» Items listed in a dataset
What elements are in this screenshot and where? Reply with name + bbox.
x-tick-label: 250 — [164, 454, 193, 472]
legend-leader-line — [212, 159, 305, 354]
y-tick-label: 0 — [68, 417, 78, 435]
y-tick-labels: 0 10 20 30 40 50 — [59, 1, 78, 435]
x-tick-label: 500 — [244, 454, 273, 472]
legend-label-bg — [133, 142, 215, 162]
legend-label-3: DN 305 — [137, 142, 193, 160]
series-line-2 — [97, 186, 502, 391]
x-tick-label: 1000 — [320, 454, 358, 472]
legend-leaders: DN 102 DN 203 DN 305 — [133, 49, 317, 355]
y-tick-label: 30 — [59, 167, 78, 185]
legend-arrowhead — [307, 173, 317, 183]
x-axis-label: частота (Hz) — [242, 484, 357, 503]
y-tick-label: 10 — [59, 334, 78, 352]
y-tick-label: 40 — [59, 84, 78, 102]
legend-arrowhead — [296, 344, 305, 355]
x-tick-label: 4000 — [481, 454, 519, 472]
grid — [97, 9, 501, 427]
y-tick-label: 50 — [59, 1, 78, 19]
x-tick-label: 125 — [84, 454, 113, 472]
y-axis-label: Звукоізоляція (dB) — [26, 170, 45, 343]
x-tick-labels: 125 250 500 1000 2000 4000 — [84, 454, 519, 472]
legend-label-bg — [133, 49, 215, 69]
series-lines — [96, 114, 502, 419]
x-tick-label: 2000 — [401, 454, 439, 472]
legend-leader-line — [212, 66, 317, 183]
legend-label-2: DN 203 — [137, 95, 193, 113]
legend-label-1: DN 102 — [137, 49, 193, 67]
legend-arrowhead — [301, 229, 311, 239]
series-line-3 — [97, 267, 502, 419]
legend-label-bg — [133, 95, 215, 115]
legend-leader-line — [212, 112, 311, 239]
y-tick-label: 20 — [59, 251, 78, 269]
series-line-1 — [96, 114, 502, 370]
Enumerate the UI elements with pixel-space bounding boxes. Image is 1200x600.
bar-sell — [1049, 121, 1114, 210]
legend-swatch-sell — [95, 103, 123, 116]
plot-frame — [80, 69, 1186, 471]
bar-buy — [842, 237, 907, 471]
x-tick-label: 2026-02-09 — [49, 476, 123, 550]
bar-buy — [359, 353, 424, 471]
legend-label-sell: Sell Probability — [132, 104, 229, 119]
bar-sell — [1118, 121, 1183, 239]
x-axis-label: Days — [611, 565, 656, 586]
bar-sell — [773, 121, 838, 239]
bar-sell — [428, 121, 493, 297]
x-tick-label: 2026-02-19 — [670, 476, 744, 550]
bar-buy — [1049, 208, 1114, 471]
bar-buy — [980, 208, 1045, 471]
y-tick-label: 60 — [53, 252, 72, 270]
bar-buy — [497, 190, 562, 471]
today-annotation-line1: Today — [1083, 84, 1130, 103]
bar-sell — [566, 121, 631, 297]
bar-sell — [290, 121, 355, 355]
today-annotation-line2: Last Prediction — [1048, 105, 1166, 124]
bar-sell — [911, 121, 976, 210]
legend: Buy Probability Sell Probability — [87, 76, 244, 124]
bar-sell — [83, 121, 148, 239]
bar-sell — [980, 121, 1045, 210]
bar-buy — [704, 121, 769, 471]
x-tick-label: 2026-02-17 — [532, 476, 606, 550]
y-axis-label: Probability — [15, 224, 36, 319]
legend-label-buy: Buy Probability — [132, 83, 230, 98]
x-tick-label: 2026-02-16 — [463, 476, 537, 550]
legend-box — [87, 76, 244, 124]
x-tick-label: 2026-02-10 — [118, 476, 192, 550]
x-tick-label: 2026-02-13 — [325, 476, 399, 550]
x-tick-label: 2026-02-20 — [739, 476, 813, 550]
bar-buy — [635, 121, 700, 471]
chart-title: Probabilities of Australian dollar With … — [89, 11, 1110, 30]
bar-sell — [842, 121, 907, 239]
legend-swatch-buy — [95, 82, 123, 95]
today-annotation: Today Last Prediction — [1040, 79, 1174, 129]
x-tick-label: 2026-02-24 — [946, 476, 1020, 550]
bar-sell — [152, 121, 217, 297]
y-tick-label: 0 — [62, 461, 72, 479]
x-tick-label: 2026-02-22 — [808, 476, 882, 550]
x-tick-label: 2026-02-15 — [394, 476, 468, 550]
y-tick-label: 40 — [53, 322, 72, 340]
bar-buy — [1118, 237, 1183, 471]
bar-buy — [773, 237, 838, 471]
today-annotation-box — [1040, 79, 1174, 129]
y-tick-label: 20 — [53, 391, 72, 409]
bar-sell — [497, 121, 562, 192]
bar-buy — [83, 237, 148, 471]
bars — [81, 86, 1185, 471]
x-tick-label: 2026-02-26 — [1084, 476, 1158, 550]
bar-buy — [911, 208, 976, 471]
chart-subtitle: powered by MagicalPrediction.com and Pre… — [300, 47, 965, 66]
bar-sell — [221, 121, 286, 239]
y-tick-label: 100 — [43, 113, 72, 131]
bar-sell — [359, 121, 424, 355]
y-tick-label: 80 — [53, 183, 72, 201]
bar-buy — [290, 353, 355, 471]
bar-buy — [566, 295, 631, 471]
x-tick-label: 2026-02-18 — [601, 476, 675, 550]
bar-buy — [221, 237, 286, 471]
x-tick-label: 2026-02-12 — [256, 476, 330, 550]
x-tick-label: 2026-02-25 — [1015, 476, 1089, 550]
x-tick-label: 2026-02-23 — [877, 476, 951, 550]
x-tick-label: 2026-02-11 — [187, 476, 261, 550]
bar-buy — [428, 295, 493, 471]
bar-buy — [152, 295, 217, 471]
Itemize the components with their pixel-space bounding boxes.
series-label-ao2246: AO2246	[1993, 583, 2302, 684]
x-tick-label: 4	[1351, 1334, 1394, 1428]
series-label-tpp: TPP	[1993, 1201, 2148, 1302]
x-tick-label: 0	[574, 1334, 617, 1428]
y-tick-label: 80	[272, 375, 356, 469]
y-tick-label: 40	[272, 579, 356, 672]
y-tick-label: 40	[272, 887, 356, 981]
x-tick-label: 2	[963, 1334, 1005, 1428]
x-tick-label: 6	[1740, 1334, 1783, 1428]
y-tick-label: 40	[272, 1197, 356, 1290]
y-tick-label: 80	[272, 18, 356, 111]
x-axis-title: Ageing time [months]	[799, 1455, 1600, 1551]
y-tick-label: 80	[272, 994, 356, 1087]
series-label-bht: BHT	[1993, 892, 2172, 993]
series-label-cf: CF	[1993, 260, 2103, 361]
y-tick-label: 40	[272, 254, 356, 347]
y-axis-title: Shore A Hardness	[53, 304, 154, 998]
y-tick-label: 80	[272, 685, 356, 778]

» DIRECTIVE
Output the data verbatim, starting at its first line and ending with the line containing "y-tick-labels: 0 10", both included.

» SOLUTION TO THIS PROBLEM
What elements are in this screenshot and where? Reply with name + bbox.
x-tick-label: 250 — [164, 454, 193, 472]
legend-leader-line — [212, 159, 305, 354]
y-tick-label: 0 — [68, 417, 78, 435]
y-tick-labels: 0 10 20 30 40 50 — [59, 1, 78, 435]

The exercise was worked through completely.